-- The request --
Count each line in which the word "청소년에게" appears. Reply with the total and nothing more.

-- Provided material --
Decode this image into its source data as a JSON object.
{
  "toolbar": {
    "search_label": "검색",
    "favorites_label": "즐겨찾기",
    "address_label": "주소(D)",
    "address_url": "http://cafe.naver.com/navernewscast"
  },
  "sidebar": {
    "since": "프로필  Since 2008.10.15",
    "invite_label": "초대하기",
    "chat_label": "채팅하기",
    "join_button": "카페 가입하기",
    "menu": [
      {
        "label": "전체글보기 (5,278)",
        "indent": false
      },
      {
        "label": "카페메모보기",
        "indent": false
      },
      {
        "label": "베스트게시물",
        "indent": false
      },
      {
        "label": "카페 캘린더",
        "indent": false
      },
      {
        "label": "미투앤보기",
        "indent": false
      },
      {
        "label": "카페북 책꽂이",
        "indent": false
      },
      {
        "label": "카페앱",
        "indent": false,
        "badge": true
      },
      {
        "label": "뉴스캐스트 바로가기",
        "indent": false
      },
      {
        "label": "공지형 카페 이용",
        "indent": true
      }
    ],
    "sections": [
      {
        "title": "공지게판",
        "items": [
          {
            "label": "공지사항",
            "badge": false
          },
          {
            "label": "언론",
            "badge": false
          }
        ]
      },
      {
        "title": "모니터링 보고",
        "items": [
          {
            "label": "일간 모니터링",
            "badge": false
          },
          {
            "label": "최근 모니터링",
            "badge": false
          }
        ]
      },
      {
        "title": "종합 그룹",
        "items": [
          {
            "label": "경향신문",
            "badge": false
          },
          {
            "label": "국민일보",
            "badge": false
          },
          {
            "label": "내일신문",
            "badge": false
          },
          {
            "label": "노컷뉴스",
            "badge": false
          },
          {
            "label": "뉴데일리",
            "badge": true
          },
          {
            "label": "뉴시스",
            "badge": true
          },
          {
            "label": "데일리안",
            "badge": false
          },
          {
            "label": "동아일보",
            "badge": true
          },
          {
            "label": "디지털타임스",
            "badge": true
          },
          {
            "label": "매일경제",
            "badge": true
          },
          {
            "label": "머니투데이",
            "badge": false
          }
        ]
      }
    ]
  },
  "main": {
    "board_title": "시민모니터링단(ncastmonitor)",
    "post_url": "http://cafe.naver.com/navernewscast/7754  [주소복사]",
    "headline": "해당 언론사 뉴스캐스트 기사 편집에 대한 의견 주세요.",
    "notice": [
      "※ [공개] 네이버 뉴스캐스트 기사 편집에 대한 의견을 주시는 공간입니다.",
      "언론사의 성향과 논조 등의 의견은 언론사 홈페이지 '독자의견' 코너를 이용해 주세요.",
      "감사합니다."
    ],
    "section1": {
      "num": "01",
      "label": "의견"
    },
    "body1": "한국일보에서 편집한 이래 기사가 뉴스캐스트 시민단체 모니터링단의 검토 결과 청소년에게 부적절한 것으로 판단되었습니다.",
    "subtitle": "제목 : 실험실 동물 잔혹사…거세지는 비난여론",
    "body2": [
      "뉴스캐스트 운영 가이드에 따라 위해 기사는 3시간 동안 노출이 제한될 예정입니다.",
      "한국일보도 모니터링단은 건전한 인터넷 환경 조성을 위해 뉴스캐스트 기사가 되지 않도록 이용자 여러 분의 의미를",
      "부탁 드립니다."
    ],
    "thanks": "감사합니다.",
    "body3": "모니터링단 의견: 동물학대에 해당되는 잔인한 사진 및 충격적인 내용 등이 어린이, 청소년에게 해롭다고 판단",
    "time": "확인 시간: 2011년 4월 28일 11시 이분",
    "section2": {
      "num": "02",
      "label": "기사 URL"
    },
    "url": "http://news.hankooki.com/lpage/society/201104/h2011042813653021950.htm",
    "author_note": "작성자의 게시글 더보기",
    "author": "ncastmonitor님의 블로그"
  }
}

-- Task output --
2